§ What the task asks: Filter this material down to the lines that hold "chevron", copying each one.

§ §

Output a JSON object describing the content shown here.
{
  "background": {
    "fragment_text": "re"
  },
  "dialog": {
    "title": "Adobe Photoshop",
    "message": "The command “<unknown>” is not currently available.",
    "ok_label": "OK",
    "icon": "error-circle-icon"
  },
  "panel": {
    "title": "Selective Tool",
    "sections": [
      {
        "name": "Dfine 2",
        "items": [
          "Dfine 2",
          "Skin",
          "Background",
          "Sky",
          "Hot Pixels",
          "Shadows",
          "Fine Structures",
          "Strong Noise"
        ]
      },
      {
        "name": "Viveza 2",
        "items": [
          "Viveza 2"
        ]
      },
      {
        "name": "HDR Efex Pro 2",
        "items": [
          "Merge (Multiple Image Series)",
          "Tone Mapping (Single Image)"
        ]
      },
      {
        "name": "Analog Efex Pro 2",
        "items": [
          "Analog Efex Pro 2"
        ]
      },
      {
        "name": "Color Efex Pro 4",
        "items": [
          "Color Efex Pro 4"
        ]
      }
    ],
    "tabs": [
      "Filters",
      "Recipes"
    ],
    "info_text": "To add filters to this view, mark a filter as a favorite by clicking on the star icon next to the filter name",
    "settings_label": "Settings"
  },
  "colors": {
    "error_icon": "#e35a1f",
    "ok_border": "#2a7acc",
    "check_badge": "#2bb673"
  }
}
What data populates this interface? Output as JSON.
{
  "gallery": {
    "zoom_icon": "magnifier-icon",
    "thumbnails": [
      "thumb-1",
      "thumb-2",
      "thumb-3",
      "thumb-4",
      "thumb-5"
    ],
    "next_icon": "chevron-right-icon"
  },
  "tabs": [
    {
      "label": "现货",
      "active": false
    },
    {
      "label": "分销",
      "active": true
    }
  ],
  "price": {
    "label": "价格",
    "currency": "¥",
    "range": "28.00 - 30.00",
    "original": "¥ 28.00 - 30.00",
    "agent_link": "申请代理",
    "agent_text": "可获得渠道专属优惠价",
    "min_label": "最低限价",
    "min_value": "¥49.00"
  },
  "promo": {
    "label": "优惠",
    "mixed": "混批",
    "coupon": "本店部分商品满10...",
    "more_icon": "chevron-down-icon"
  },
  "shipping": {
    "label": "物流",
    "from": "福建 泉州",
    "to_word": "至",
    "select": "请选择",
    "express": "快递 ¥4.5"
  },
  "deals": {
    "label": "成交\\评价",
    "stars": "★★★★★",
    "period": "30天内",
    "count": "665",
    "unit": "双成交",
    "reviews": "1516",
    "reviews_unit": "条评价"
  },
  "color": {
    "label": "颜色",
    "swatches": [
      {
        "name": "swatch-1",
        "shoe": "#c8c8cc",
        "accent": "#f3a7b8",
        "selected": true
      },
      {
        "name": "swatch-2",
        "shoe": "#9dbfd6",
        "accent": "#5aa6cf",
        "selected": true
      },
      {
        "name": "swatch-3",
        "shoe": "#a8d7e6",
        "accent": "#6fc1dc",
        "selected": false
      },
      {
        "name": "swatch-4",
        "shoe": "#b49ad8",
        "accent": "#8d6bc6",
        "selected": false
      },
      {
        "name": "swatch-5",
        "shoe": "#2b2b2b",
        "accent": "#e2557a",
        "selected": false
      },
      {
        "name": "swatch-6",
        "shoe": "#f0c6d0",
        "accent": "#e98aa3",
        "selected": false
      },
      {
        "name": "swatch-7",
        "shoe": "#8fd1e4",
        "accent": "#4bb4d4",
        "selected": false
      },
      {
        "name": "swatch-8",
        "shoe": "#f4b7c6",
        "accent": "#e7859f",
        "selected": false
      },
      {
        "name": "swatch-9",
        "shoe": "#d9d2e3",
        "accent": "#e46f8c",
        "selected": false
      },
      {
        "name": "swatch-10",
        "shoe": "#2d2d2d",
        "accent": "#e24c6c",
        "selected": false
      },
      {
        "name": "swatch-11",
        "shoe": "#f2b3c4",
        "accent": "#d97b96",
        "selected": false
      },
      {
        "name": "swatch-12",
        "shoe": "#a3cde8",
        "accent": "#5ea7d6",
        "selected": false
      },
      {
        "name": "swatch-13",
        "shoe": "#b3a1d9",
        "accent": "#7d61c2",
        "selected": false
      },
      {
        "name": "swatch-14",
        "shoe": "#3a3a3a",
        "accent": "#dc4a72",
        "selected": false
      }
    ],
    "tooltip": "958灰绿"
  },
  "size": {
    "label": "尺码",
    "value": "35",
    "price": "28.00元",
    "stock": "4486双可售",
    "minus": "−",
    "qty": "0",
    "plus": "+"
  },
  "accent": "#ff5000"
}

§ §

§ Expected answer:
    "next_icon": "chevron-right-icon"
    "more_icon": "chevron-down-icon"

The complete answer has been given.